EXCERTO DE ORIGEM →
**********
hospitais. Desde então que não há notícias da mulher. Contactado
insistentemente, o hospital não dá informações aos interessados. É
possível que continue viva, se acharmos que isto é viver.
Muitos
portugueses em situação comparável já morreram. Nos últimos nove meses,
quando a Covid ganhou prioridade sobre todas as maleitas inócuas,
milhares de pessoas, consta que dez mil, faleceram de cancro ou de
doenças cardíacas ou do que calhou por assistência deficiente ou nula. É
fácil imaginar que uma quantidade superior de desgraçados esteja a
caminho de um fim similar por similares razões. Não é fácil imaginar que
haja razão para um crime tão medonho. E que o crime vá ficar impune.
**********
TAREFA 1 → No excerto sobre a falta de assistência médica, altere o trecho que vai de "hospitais. Desde então" a "vá ficar impune.", trocando "nove meses" por "doze meses".
TAREFA 2 → Segundo o excerto sobre a falta de assistência médica, quantas pessoas terão morrido de cancro, de doenças cardíacas ou de outras causas por assistência deficiente ou nula?
TAREFA 3 → Retome o excerto sobre a falta de assistência médica e dê-lhe continuação a partir do ponto em que termina.
**********
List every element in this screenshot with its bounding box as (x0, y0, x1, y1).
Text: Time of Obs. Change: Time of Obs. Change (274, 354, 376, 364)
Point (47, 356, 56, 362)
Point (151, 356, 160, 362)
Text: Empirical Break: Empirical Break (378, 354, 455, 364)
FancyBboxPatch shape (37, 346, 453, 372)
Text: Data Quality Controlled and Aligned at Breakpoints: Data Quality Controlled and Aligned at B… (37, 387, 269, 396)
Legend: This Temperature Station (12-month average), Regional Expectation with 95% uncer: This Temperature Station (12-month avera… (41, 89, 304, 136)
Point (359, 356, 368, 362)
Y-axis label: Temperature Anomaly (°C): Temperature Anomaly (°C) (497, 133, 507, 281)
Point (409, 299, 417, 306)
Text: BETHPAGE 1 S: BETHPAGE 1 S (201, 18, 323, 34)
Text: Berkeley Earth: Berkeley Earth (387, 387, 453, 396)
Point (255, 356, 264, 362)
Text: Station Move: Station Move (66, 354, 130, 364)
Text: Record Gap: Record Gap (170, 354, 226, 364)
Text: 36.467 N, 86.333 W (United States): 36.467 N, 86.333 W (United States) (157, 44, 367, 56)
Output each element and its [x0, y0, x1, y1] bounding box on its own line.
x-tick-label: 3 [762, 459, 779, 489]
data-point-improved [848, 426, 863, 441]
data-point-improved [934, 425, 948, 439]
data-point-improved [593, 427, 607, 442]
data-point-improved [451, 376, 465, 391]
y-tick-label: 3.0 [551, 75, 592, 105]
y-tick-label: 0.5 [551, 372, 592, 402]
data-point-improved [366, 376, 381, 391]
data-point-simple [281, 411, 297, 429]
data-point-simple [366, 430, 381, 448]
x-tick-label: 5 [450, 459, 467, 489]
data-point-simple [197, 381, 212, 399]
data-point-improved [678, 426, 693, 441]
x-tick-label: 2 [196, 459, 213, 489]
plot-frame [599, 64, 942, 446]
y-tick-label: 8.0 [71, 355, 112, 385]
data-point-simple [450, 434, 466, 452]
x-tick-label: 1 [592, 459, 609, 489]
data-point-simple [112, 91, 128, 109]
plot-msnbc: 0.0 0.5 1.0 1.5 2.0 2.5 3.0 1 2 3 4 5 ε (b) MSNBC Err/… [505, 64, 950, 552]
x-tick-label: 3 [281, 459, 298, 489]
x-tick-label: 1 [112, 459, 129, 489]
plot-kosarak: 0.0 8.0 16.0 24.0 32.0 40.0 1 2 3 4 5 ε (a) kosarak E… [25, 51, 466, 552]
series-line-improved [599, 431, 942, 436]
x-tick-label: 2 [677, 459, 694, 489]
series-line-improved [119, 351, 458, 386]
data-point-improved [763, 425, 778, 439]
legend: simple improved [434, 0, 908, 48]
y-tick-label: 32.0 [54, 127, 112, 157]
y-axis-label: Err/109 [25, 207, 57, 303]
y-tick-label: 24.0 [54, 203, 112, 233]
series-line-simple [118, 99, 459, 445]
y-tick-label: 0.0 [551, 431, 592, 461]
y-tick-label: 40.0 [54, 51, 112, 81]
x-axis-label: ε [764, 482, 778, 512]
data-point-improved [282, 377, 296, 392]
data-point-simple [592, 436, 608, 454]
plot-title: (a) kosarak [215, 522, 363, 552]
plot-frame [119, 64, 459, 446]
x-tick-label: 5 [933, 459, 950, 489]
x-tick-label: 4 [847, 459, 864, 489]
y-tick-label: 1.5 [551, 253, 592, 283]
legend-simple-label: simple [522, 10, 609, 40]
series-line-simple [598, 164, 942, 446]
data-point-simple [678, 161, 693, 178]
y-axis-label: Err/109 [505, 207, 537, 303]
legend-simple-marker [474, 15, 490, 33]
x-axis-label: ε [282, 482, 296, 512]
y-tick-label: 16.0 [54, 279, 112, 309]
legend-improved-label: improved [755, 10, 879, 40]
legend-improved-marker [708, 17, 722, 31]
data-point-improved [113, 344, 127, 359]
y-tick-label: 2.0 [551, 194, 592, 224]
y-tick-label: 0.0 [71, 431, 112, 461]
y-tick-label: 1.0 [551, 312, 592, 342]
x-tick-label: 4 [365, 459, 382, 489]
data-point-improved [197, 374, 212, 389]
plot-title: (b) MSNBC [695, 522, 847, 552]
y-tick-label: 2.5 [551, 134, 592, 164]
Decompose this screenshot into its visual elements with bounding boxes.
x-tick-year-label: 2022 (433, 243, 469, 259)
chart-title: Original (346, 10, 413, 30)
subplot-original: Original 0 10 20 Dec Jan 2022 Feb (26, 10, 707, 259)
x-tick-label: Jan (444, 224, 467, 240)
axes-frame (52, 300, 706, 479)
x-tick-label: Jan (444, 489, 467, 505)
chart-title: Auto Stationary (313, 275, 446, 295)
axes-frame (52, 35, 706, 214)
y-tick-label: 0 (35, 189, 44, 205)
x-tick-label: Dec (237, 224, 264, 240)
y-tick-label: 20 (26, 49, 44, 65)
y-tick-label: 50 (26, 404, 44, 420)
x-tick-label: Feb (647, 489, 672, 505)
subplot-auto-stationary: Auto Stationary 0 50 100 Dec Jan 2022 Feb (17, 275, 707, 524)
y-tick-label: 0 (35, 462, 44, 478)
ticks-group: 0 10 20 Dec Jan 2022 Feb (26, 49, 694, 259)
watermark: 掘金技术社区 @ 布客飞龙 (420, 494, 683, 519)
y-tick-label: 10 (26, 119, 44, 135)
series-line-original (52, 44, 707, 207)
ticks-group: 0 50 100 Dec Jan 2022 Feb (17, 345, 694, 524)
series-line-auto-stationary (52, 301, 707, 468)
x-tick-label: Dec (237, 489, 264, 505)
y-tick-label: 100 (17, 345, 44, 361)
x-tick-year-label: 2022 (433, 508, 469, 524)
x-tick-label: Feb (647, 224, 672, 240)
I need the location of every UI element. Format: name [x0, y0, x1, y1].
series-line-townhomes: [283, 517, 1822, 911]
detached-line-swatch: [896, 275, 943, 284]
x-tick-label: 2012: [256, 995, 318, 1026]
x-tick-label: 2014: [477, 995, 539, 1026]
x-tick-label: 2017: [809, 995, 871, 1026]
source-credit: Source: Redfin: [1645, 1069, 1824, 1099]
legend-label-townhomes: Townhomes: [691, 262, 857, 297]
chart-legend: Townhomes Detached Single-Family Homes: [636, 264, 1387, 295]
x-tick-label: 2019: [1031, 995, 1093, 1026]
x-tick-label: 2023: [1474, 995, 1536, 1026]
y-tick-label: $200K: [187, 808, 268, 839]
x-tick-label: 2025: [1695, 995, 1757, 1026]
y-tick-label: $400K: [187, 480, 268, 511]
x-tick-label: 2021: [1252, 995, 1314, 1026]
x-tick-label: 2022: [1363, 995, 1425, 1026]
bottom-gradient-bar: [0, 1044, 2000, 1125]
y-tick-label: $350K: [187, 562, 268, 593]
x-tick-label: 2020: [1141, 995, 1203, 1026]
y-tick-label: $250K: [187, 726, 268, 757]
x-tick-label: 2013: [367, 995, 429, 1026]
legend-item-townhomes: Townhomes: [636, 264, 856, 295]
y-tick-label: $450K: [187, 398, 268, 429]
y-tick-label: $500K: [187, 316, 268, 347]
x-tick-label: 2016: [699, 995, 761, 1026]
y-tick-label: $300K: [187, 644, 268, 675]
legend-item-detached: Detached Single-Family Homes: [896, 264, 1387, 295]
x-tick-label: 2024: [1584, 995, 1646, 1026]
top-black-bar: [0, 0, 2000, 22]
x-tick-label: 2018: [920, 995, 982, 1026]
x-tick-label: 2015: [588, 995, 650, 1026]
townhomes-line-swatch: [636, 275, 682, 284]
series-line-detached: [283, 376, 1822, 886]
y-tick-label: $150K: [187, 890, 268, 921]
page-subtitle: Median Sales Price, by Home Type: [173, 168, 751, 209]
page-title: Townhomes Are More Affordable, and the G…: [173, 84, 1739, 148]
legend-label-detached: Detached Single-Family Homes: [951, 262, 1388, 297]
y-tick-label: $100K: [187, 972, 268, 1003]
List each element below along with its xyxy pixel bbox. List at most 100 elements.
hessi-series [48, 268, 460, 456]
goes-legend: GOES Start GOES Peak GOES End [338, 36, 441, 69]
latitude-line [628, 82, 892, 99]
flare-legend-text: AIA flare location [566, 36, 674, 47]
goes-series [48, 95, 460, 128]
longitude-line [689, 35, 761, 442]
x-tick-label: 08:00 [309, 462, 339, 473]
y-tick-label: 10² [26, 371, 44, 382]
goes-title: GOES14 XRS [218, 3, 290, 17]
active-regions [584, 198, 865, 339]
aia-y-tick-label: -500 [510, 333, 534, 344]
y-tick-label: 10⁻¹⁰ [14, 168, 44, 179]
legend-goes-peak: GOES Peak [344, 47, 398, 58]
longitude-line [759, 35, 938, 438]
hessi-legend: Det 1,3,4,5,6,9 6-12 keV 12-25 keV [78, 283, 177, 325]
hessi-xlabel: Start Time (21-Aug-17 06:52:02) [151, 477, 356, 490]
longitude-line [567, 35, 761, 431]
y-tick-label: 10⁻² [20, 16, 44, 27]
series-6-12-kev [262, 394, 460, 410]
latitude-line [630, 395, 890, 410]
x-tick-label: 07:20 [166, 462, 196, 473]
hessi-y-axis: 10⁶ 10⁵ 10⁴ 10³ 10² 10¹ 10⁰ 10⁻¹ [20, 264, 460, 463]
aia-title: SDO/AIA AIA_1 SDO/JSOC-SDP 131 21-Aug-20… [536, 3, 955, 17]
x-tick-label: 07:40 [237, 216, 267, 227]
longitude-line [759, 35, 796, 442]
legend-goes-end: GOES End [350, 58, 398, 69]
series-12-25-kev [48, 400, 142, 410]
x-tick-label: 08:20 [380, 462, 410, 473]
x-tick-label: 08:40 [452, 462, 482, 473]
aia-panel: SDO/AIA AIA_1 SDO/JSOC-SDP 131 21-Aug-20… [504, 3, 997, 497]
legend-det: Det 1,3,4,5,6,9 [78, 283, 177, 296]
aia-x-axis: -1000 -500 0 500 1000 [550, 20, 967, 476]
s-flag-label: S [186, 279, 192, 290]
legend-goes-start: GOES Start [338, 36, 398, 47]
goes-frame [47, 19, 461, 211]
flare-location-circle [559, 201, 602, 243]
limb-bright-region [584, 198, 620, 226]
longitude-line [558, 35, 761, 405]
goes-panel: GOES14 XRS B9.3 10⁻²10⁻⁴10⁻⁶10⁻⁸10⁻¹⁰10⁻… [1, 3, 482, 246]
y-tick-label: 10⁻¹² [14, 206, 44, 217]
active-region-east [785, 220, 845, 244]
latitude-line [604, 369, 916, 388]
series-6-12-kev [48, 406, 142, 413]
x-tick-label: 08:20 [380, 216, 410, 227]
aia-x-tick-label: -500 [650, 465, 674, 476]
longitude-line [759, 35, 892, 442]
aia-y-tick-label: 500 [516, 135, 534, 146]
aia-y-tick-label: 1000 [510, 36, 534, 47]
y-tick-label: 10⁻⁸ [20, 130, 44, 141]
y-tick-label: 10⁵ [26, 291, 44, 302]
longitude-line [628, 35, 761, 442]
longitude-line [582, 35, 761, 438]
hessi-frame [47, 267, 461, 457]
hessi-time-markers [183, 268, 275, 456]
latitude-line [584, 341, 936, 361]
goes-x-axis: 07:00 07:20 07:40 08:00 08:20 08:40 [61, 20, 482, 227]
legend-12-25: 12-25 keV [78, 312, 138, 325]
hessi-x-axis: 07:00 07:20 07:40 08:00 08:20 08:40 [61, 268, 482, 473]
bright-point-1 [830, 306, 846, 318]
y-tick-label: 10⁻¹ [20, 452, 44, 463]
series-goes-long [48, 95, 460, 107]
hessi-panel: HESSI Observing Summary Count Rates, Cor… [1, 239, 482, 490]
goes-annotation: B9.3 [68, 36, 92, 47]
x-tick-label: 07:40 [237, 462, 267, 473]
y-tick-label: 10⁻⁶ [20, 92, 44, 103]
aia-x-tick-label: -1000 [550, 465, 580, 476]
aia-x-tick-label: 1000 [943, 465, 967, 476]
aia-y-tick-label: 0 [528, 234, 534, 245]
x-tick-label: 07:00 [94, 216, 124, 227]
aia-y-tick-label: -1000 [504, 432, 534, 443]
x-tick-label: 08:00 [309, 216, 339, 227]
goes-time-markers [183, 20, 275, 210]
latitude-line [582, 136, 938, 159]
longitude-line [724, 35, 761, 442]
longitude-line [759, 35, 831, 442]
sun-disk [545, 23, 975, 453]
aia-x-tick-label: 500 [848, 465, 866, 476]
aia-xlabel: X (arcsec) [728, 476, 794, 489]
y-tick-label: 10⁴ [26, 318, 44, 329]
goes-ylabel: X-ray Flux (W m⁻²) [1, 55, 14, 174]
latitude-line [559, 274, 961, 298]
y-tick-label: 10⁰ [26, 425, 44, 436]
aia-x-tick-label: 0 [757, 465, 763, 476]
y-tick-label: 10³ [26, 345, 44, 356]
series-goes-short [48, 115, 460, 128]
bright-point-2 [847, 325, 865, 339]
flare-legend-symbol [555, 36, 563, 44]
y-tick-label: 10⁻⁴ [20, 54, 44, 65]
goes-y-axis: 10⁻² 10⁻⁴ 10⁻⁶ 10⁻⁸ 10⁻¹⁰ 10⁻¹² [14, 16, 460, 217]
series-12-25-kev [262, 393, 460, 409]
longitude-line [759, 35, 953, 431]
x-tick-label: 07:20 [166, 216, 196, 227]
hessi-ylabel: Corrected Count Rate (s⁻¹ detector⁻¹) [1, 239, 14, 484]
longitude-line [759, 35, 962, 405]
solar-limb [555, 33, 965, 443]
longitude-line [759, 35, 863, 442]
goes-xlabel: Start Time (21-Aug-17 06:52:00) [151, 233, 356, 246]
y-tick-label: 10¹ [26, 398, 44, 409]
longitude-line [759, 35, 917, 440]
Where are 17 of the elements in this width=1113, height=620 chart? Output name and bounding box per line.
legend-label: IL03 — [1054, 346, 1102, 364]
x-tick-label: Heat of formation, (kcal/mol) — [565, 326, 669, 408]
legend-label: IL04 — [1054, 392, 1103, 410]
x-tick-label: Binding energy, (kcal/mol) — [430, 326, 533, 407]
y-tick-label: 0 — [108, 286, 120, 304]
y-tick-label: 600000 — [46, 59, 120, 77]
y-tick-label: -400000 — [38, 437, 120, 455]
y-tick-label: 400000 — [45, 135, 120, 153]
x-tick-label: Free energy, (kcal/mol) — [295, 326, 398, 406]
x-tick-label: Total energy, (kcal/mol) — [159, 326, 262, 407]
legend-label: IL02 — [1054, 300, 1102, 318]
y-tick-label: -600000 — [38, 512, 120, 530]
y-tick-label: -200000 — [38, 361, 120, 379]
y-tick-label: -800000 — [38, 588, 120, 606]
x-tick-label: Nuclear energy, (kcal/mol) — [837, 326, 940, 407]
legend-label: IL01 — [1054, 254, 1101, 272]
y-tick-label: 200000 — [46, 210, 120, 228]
**********
RESPOSTA FINAL 1 →
hospitais. Desde então que não há notícias da mulher. Contactado
insistentemente, o hospital não dá informações aos interessados. É
possível que continue viva, se acharmos que isto é viver.
Muitos
portugueses em situação comparável já morreram. Nos últimos doze meses,
quando a Covid ganhou prioridade sobre todas as maleitas inócuas,
milhares de pessoas, consta que dez mil, faleceram de cancro ou de
doenças cardíacas ou do que calhou por assistência deficiente ou nula. É
fácil imaginar que uma quantidade superior de desgraçados esteja a
caminho de um fim similar por similares razões. Não é fácil imaginar que
haja razão para um crime tão medonho. E que o crime vá ficar impune.

RESPOSTA FINAL 2 → Consta que dez mil pessoas.

RESPOSTA FINAL 3 →
O
crime, ou, se preferirem, a estratégia de combate à Covid obedece a um
objectivo, em simultâneo absurdo e inviável. Por um lado, pretende-se
impedir o “colapso” do SNS, missão que pelos vistos implica o sacrifício
derradeiro de incontáveis azarados, mártires que ninguém lembra ou
reconhece (curioso: os leigos acreditariam que um serviço público de
saúde existe para ajudar cidadãos. Afinal é o contrário). Por outro
lado, não faz sentido impedir um “colapso” que já aconteceu. Deliberada
ou acidentalmente, o SNS “colapsou” no momento em que desatou a cancelar
consultas, a adiar cirurgias, a pendurar diagnósticos e, em suma, a
repelir doentes graves para receber com dignidade os infectados com o
coronavírus. E, dentre estes, principalmente aqueles sem idade bastante
para morrer em lares de velhos, conforme recomenda a etiqueta.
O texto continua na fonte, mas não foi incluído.